TASK TO CARRY OUT: Omit all images. Transcribe the rest of the material below exactly.
-------- PROVIDED DATA --------
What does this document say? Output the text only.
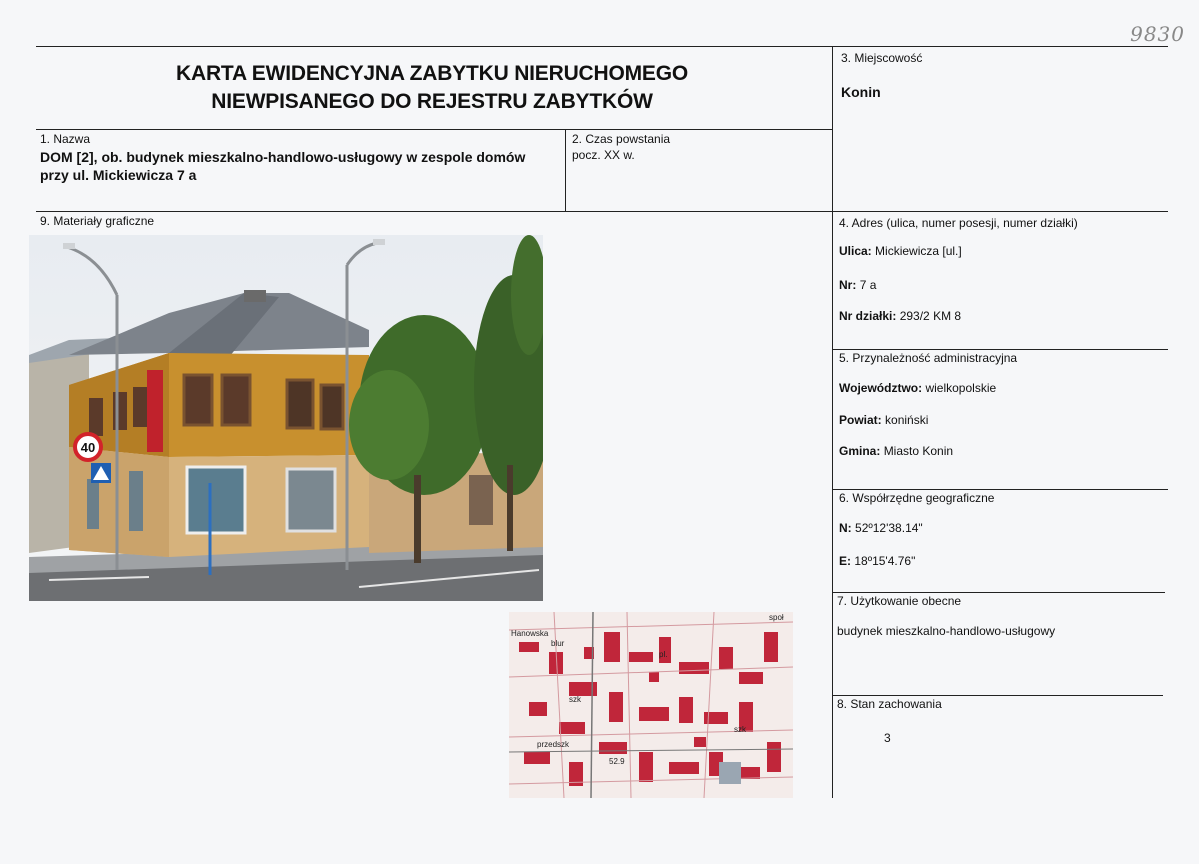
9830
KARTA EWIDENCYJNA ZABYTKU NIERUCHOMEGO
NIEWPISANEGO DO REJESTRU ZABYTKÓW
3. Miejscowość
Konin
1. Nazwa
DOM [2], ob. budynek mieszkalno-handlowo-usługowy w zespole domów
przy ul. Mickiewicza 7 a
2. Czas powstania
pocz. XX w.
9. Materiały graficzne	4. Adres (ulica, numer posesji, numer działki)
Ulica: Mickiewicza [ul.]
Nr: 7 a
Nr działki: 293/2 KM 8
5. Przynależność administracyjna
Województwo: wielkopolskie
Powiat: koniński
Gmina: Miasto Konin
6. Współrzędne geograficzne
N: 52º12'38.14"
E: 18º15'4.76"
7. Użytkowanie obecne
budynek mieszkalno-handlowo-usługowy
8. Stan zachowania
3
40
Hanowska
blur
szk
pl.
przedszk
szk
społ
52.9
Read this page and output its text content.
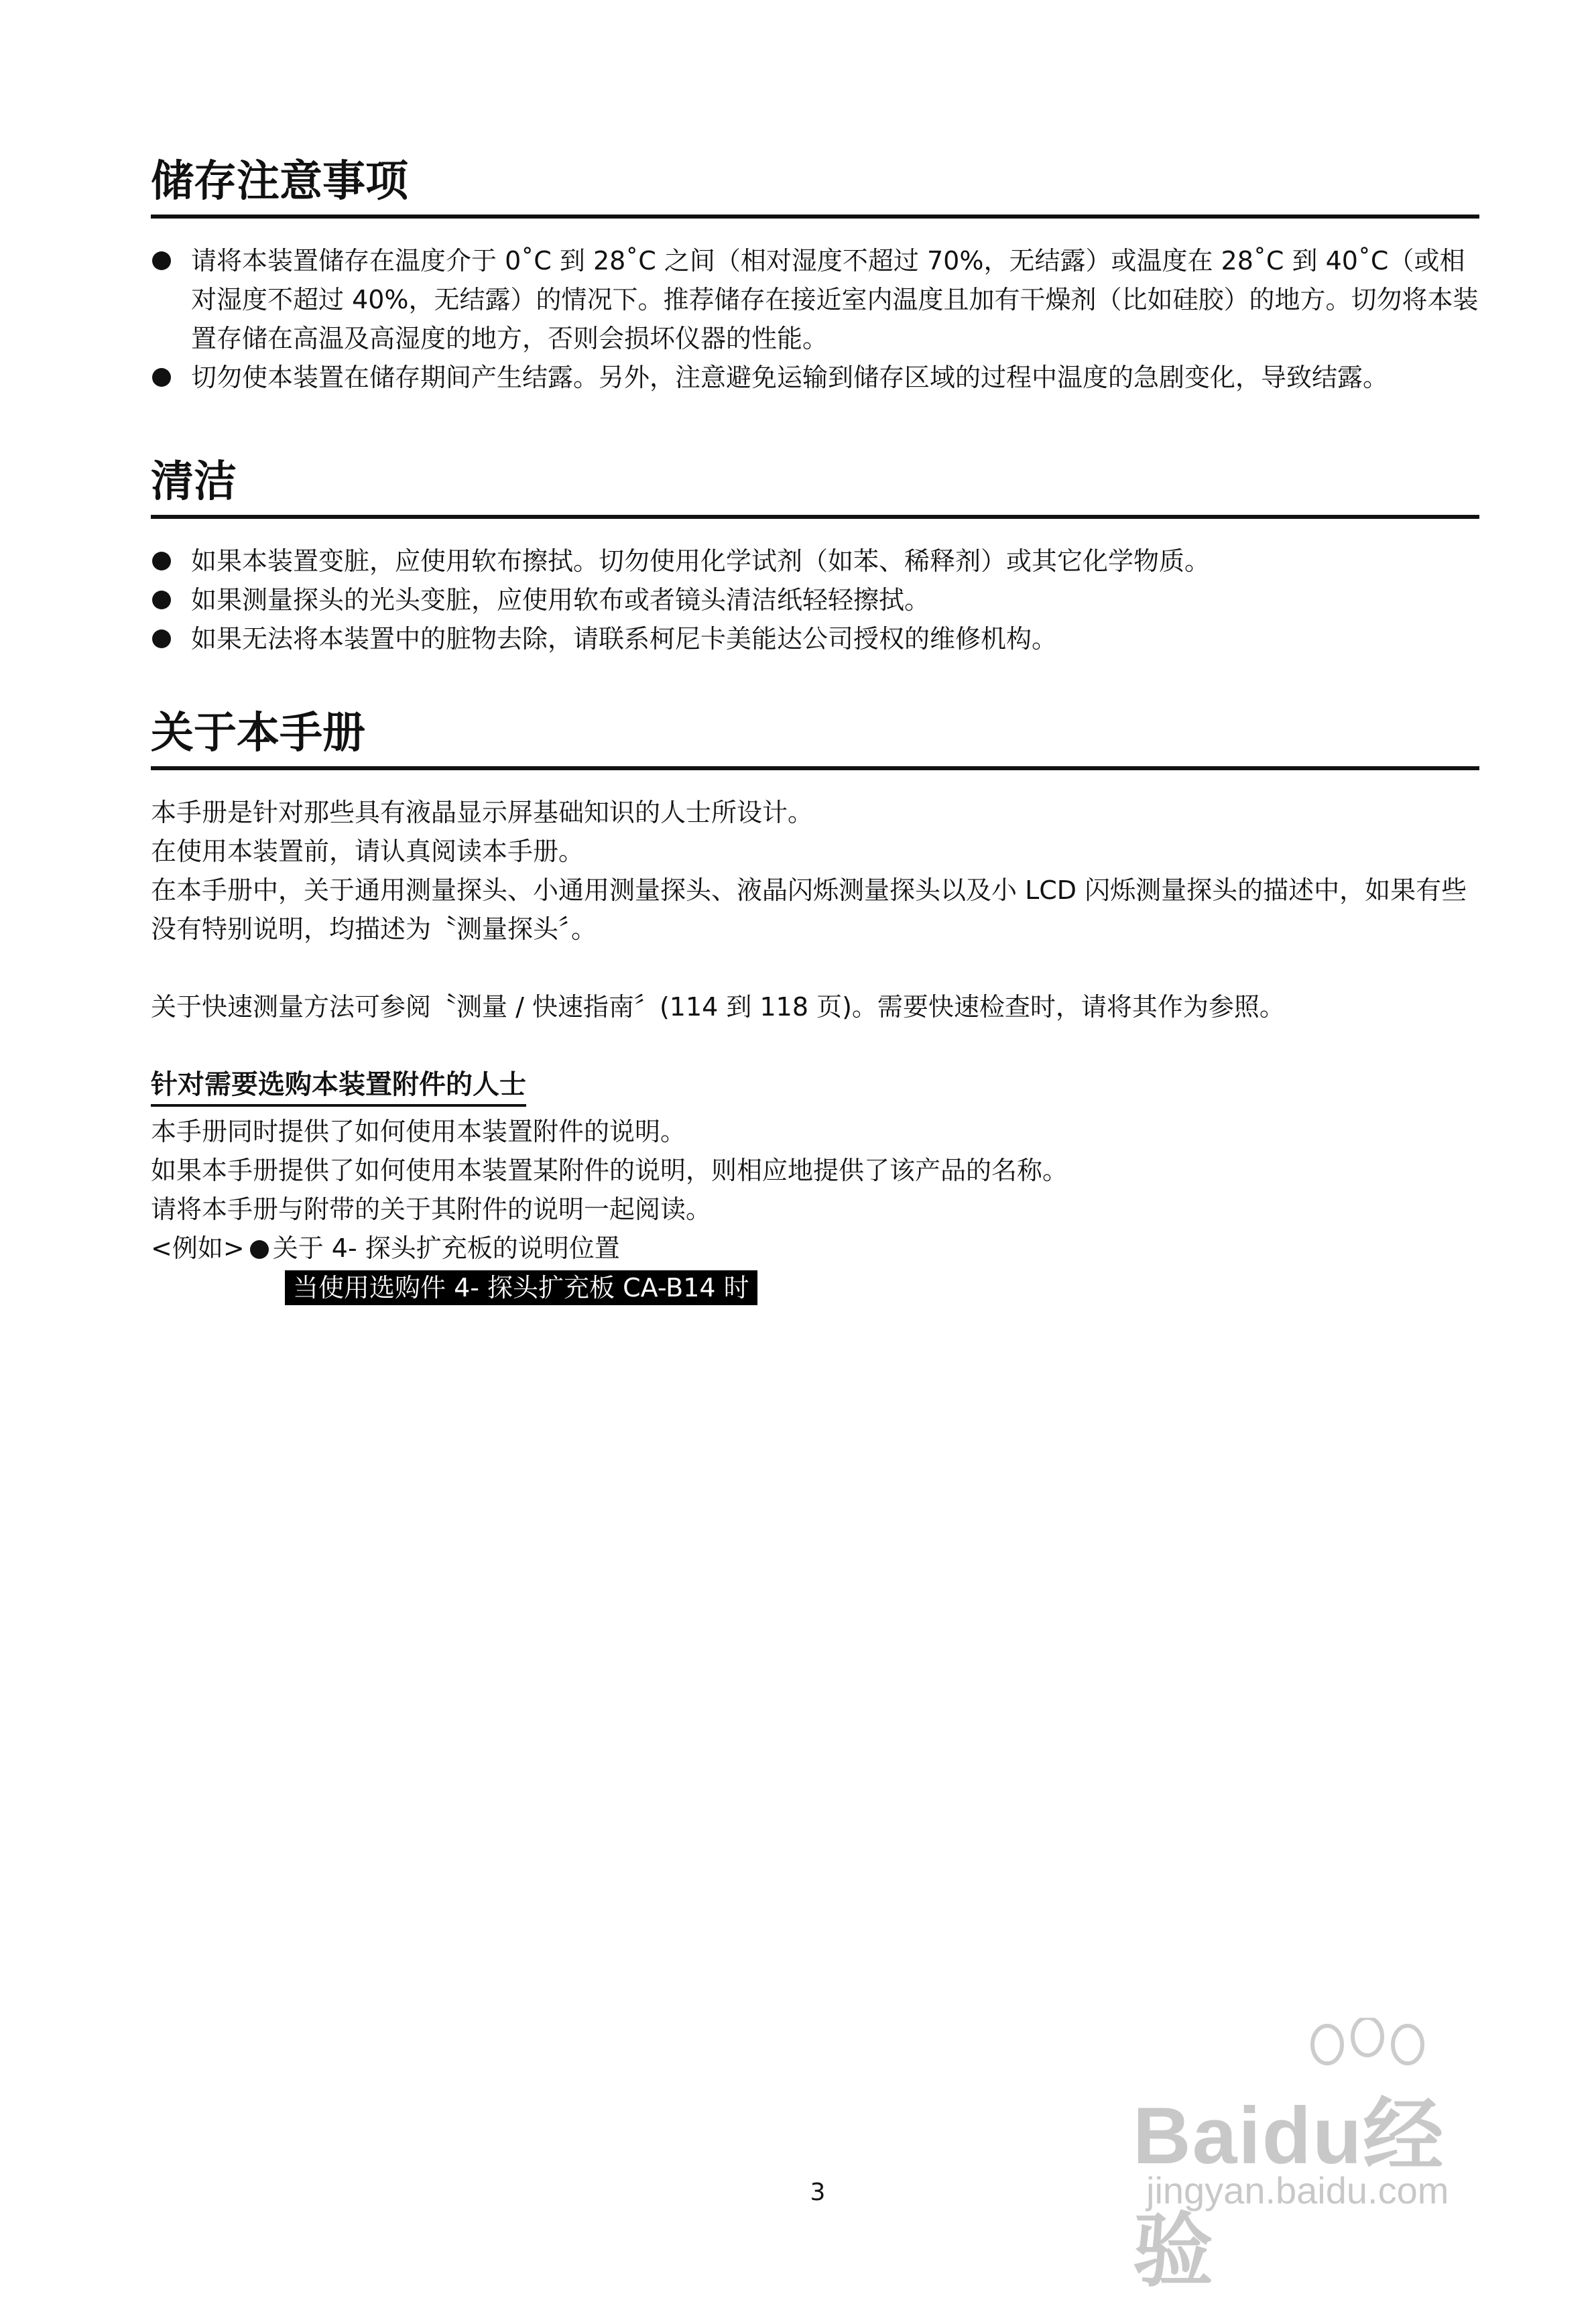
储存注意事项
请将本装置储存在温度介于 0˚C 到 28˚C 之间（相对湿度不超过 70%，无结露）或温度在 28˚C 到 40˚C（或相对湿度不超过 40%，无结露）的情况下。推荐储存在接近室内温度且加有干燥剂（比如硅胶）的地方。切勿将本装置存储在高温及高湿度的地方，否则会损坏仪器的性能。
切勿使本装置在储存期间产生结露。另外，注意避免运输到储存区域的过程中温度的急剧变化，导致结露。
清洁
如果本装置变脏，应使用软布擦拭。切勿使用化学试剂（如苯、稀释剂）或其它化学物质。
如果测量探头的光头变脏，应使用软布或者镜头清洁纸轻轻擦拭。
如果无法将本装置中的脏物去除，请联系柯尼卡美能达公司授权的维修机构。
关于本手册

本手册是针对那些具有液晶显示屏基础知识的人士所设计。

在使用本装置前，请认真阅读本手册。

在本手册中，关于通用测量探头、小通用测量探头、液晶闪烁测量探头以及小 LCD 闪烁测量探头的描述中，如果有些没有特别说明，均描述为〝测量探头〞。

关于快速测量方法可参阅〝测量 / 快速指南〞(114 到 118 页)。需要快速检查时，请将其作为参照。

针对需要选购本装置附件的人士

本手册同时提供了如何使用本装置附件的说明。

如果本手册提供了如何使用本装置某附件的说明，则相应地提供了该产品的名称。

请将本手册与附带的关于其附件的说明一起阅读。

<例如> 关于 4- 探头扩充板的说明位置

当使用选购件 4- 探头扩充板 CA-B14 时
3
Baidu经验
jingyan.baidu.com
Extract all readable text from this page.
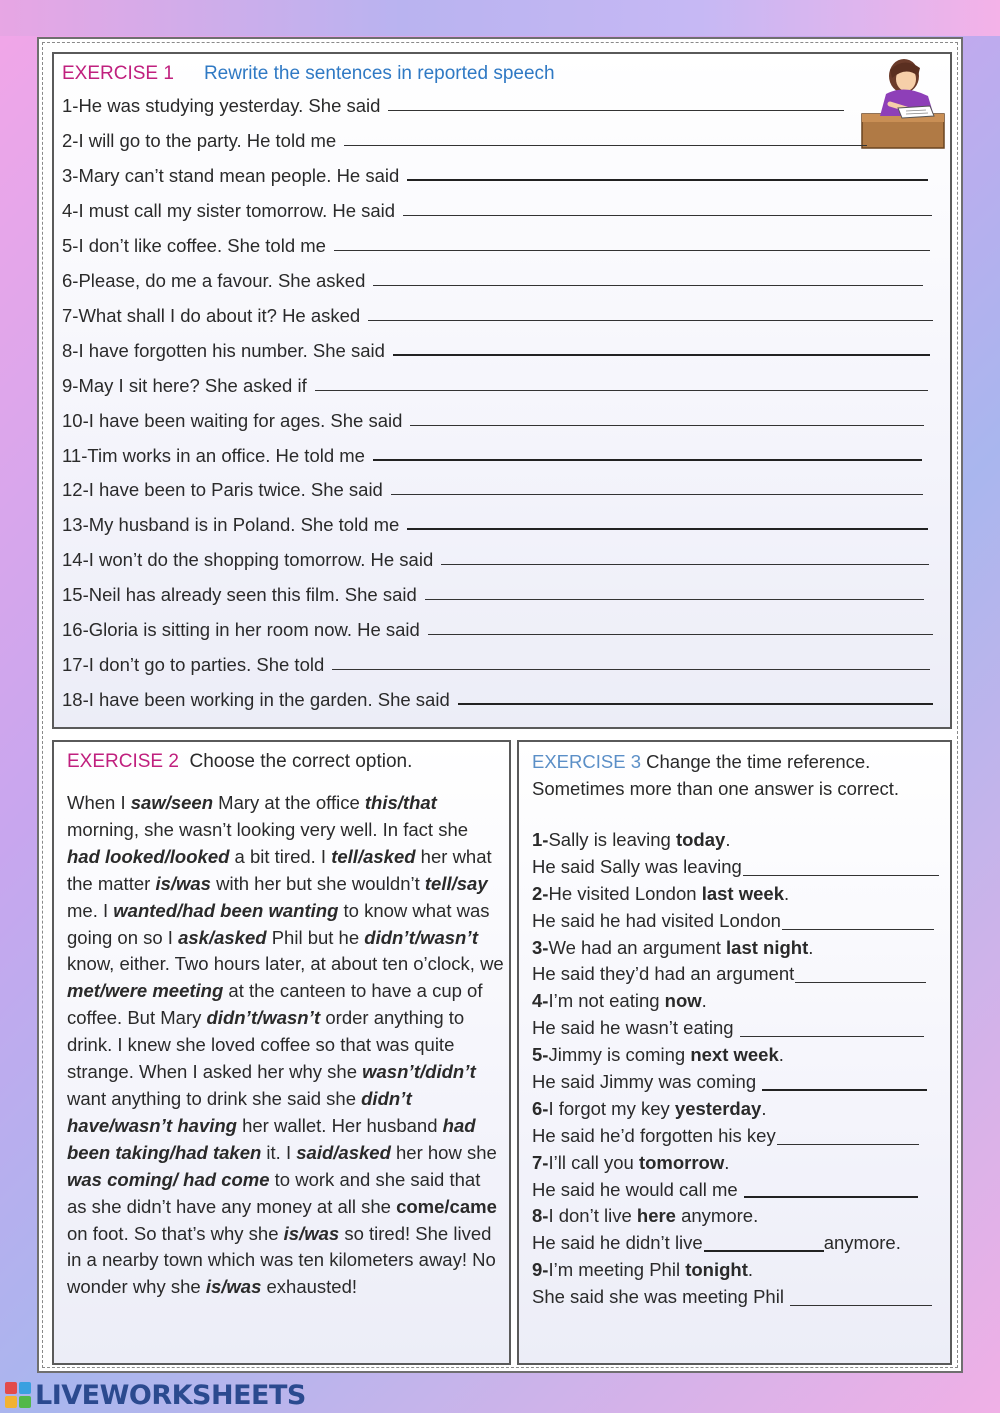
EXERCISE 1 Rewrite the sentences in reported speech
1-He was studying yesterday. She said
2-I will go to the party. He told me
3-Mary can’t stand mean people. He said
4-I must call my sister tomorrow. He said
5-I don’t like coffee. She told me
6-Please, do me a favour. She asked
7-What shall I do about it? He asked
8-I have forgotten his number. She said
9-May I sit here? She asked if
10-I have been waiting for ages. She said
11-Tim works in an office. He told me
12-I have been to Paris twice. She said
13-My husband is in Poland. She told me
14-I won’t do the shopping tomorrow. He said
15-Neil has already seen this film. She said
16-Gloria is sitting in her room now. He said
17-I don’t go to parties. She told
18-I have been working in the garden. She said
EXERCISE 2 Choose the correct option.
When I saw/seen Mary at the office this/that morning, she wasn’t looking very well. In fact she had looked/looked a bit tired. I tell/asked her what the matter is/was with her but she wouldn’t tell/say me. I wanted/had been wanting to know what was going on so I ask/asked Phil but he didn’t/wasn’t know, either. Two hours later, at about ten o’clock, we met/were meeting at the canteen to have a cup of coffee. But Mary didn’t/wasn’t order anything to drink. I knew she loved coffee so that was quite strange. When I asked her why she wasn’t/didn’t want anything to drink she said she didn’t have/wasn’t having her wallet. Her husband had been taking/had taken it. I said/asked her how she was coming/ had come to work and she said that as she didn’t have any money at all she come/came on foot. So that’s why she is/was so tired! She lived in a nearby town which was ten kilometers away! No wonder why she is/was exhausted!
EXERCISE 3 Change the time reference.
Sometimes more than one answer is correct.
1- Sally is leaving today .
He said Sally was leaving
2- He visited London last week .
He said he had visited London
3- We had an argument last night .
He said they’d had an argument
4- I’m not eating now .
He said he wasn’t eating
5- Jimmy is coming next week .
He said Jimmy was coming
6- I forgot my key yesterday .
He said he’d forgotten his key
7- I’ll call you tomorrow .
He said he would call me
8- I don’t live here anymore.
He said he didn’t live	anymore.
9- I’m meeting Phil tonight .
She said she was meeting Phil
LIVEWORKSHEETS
--------
SOLUTION TO THIS TASK:
What does this document say? Output the text only.
9830
KARTA EWIDENCYJNA ZABYTKU NIERUCHOMEGO
NIEWPISANEGO DO REJESTRU ZABYTKÓW
3. Miejscowość
Konin
1. Nazwa
DOM [2], ob. budynek mieszkalno-handlowo-usługowy w zespole domów
przy ul. Mickiewicza 7 a
2. Czas powstania
pocz. XX w.
9. Materiały graficzne	4. Adres (ulica, numer posesji, numer działki)
Ulica: Mickiewicza [ul.]
Nr: 7 a
Nr działki: 293/2 KM 8
5. Przynależność administracyjna
Województwo: wielkopolskie
Powiat: koniński
Gmina: Miasto Konin
6. Współrzędne geograficzne
N: 52º12'38.14"
E: 18º15'4.76"
7. Użytkowanie obecne
budynek mieszkalno-handlowo-usługowy
8. Stan zachowania
3
40
Hanowska
blur
szk
pl.
przedszk
szk
społ
52.9
Read this page and output its text content.
储存注意事项
请将本装置储存在温度介于 0˚C 到 28˚C 之间（相对湿度不超过 70%，无结露）或温度在 28˚C 到 40˚C（或相对湿度不超过 40%，无结露）的情况下。推荐储存在接近室内温度且加有干燥剂（比如硅胶）的地方。切勿将本装置存储在高温及高湿度的地方，否则会损坏仪器的性能。
切勿使本装置在储存期间产生结露。另外，注意避免运输到储存区域的过程中温度的急剧变化，导致结露。
清洁
如果本装置变脏，应使用软布擦拭。切勿使用化学试剂（如苯、稀释剂）或其它化学物质。
如果测量探头的光头变脏，应使用软布或者镜头清洁纸轻轻擦拭。
如果无法将本装置中的脏物去除，请联系柯尼卡美能达公司授权的维修机构。
关于本手册

本手册是针对那些具有液晶显示屏基础知识的人士所设计。

在使用本装置前，请认真阅读本手册。

在本手册中，关于通用测量探头、小通用测量探头、液晶闪烁测量探头以及小 LCD 闪烁测量探头的描述中，如果有些没有特别说明，均描述为〝测量探头〞。

关于快速测量方法可参阅〝测量 / 快速指南〞(114 到 118 页)。需要快速检查时，请将其作为参照。

针对需要选购本装置附件的人士

本手册同时提供了如何使用本装置附件的说明。

如果本手册提供了如何使用本装置某附件的说明，则相应地提供了该产品的名称。

请将本手册与附带的关于其附件的说明一起阅读。

<例如> 关于 4- 探头扩充板的说明位置

当使用选购件 4- 探头扩充板 CA-B14 时
3
Baidu经验
jingyan.baidu.com
Extract all readable text from this page.
EXERCISE 1 Rewrite the sentences in reported speech
1-He was studying yesterday. She said
2-I will go to the party. He told me
3-Mary can’t stand mean people. He said
4-I must call my sister tomorrow. He said
5-I don’t like coffee. She told me
6-Please, do me a favour. She asked
7-What shall I do about it? He asked
8-I have forgotten his number. She said
9-May I sit here? She asked if
10-I have been waiting for ages. She said
11-Tim works in an office. He told me
12-I have been to Paris twice. She said
13-My husband is in Poland. She told me
14-I won’t do the shopping tomorrow. He said
15-Neil has already seen this film. She said
16-Gloria is sitting in her room now. He said
17-I don’t go to parties. She told
18-I have been working in the garden. She said
EXERCISE 2 Choose the correct option.
When I saw/seen Mary at the office this/that morning, she wasn’t looking very well. In fact she had looked/looked a bit tired. I tell/asked her what the matter is/was with her but she wouldn’t tell/say me. I wanted/had been wanting to know what was going on so I ask/asked Phil but he didn’t/wasn’t know, either. Two hours later, at about ten o’clock, we met/were meeting at the canteen to have a cup of coffee. But Mary didn’t/wasn’t order anything to drink. I knew she loved coffee so that was quite strange. When I asked her why she wasn’t/didn’t want anything to drink she said she didn’t have/wasn’t having her wallet. Her husband had been taking/had taken it. I said/asked her how she was coming/ had come to work and she said that as she didn’t have any money at all she come/came on foot. So that’s why she is/was so tired! She lived in a nearby town which was ten kilometers away! No wonder why she is/was exhausted!
EXERCISE 3 Change the time reference.
Sometimes more than one answer is correct.
1- Sally is leaving today .
He said Sally was leaving
2- He visited London last week .
He said he had visited London
3- We had an argument last night .
He said they’d had an argument
4- I’m not eating now .
He said he wasn’t eating
5- Jimmy is coming next week .
He said Jimmy was coming
6- I forgot my key yesterday .
He said he’d forgotten his key
7- I’ll call you tomorrow .
He said he would call me
8- I don’t live here anymore.
He said he didn’t live	anymore.
9- I’m meeting Phil tonight .
She said she was meeting Phil
LIVEWORKSHEETS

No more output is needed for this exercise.